Records:
▬▬▬▬▬▬
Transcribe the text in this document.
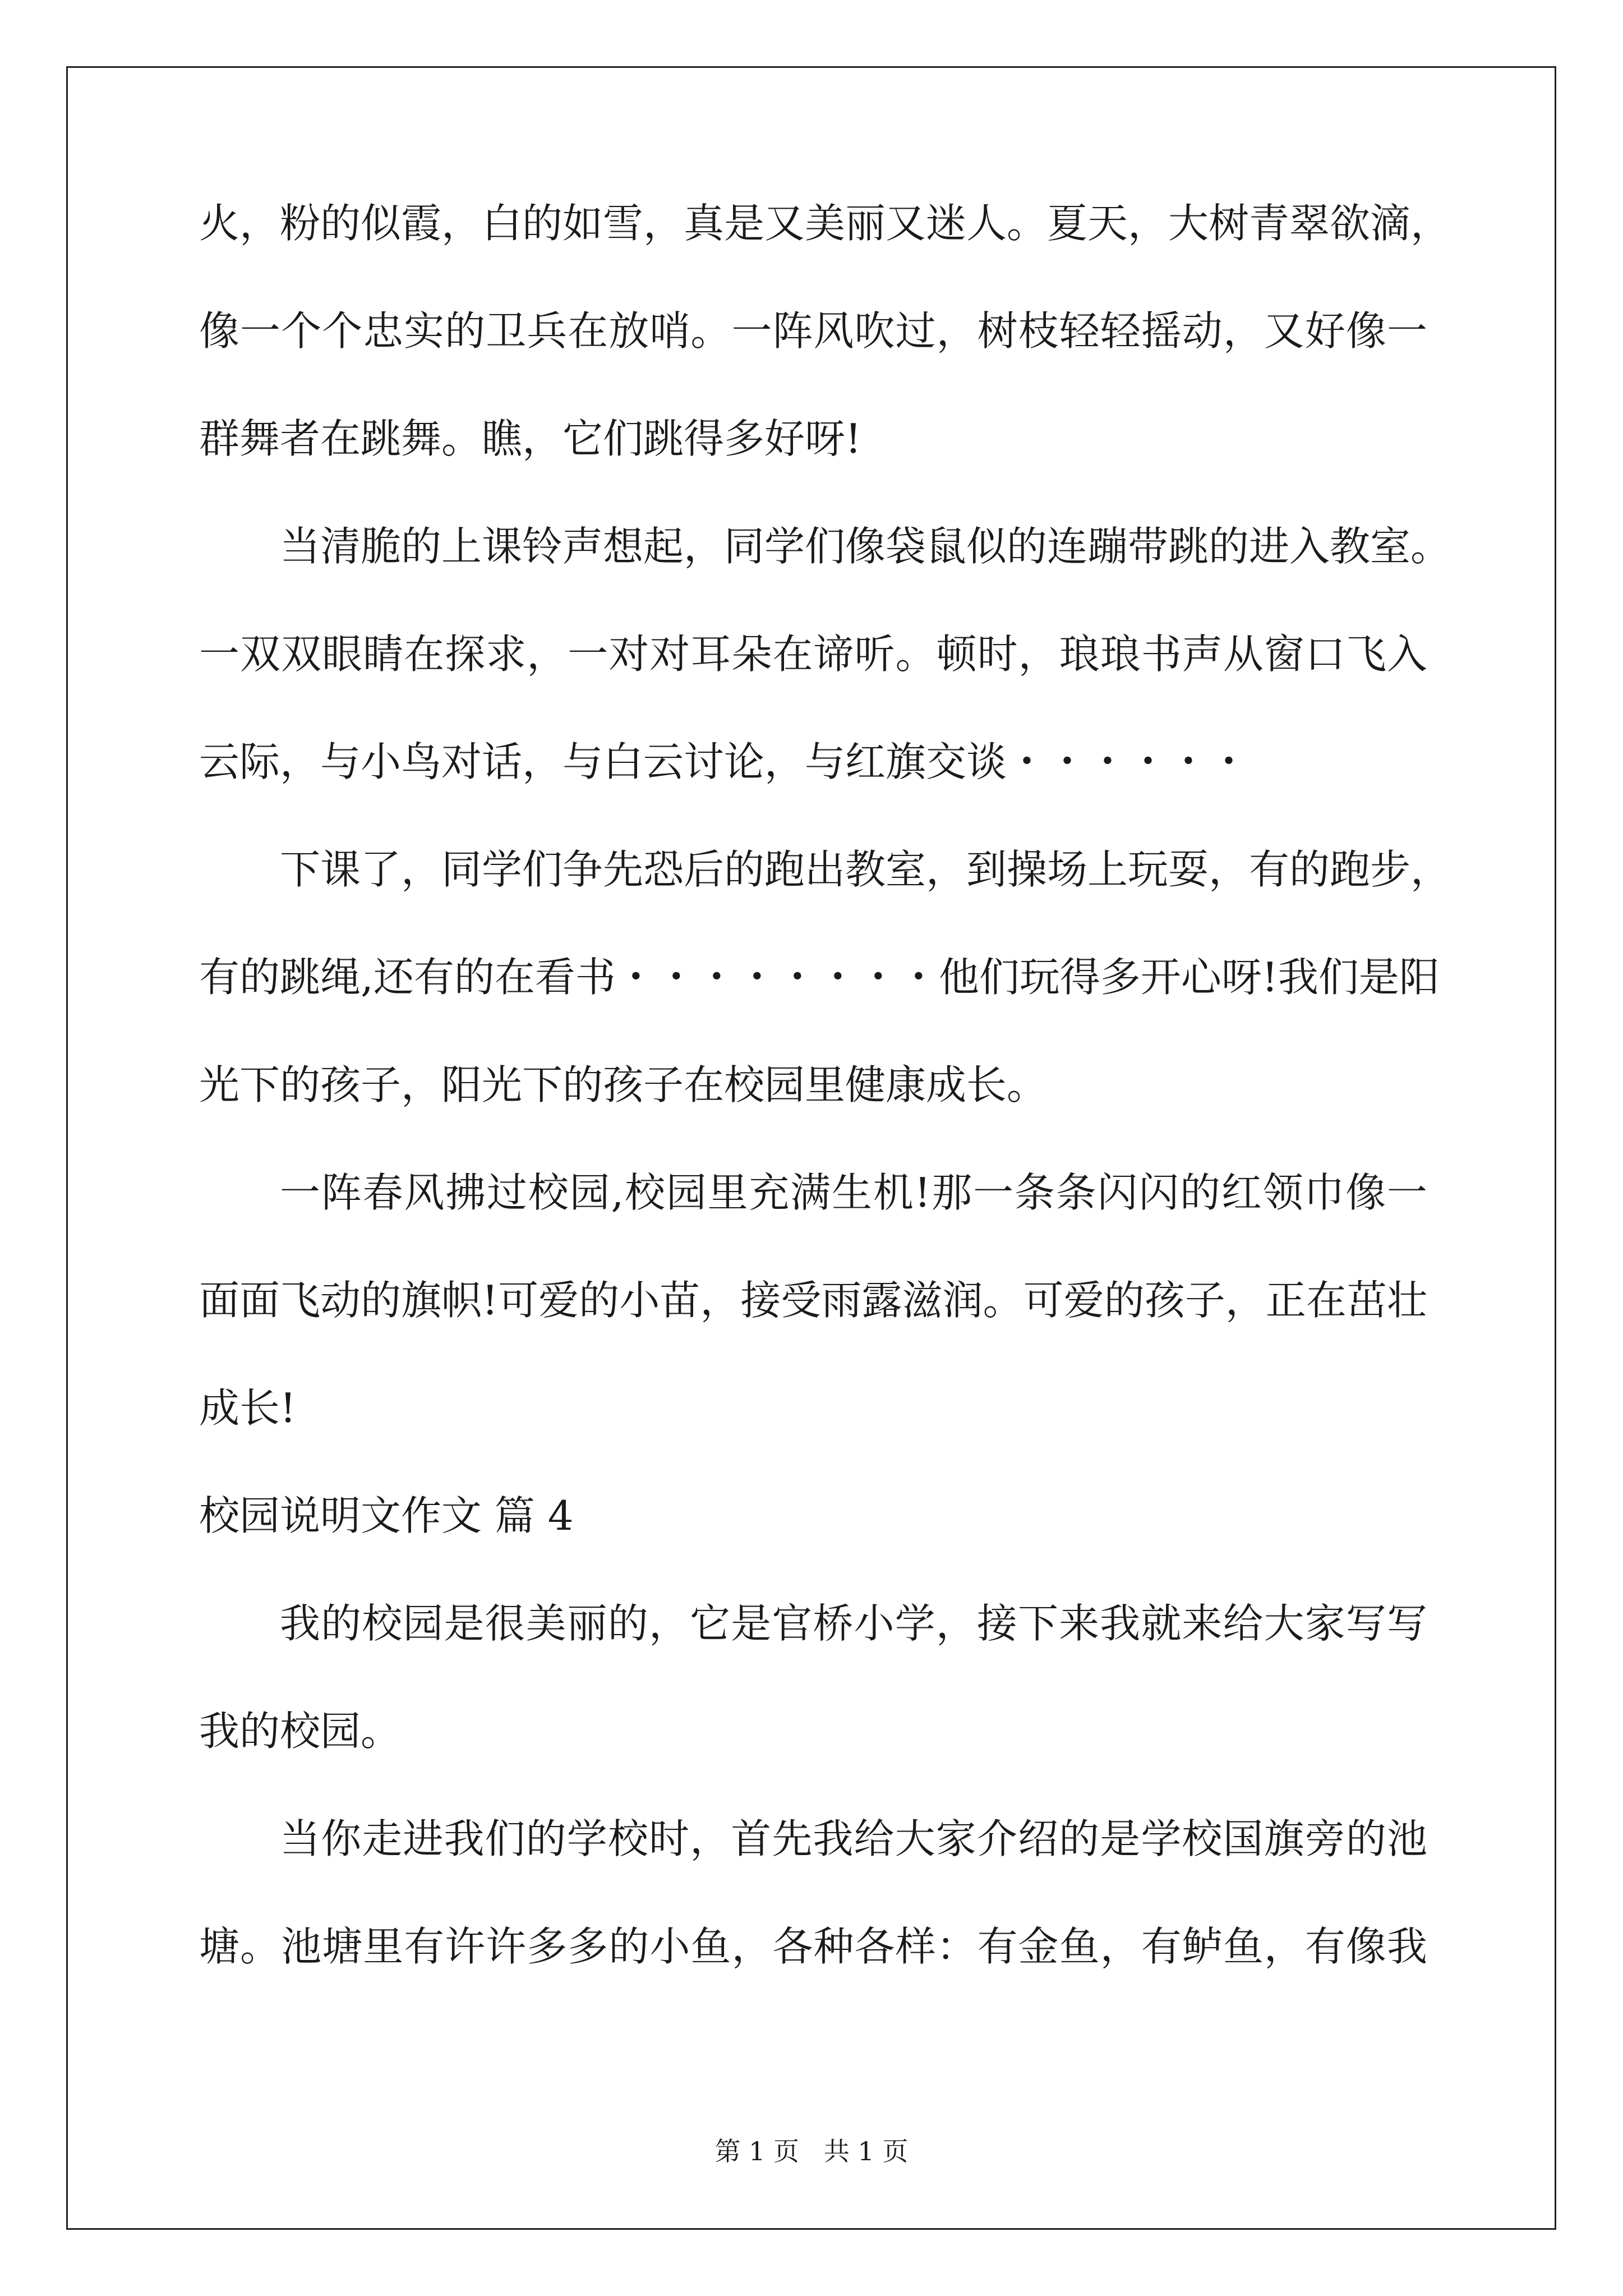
火，粉的似霞，白的如雪，真是又美丽又迷人。夏天，大树青翠欲滴，
像一个个忠实的卫兵在放哨。一阵风吹过，树枝轻轻摇动，又好像一
群舞者在跳舞。瞧，它们跳得多好呀!
当清脆的上课铃声想起，同学们像袋鼠似的连蹦带跳的进入教室。
一双双眼睛在探求，一对对耳朵在谛听。顿时，琅琅书声从窗口飞入
云际，与小鸟对话，与白云讨论，与红旗交谈・・・・・・
下课了，同学们争先恐后的跑出教室，到操场上玩耍，有的跑步，
有的跳绳,还有的在看书・・・・・・・・他们玩得多开心呀!我们是阳
光下的孩子，阳光下的孩子在校园里健康成长。
一阵春风拂过校园,校园里充满生机!那一条条闪闪的红领巾像一
面面飞动的旗帜!可爱的小苗，接受雨露滋润。可爱的孩子，正在茁壮
成长!
校园说明文作文 篇 4
我的校园是很美丽的，它是官桥小学，接下来我就来给大家写写
我的校园。
当你走进我们的学校时，首先我给大家介绍的是学校国旗旁的池
塘。池塘里有许许多多的小鱼，各种各样：有金鱼，有鲈鱼，有像我
第 1 页   共 1 页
▬▬▬▬▬▬
# [Written exercise]
Output all the records, word for word, with no pictures in the copy.

# [Answer]
Transcribe the text in this document.
火，粉的似霞，白的如雪，真是又美丽又迷人。夏天，大树青翠欲滴，
像一个个忠实的卫兵在放哨。一阵风吹过，树枝轻轻摇动，又好像一
群舞者在跳舞。瞧，它们跳得多好呀!
当清脆的上课铃声想起，同学们像袋鼠似的连蹦带跳的进入教室。
一双双眼睛在探求，一对对耳朵在谛听。顿时，琅琅书声从窗口飞入
云际，与小鸟对话，与白云讨论，与红旗交谈・・・・・・
下课了，同学们争先恐后的跑出教室，到操场上玩耍，有的跑步，
有的跳绳,还有的在看书・・・・・・・・他们玩得多开心呀!我们是阳
光下的孩子，阳光下的孩子在校园里健康成长。
一阵春风拂过校园,校园里充满生机!那一条条闪闪的红领巾像一
面面飞动的旗帜!可爱的小苗，接受雨露滋润。可爱的孩子，正在茁壮
成长!
校园说明文作文 篇 4
我的校园是很美丽的，它是官桥小学，接下来我就来给大家写写
我的校园。
当你走进我们的学校时，首先我给大家介绍的是学校国旗旁的池
塘。池塘里有许许多多的小鱼，各种各样：有金鱼，有鲈鱼，有像我
第 1 页   共 1 页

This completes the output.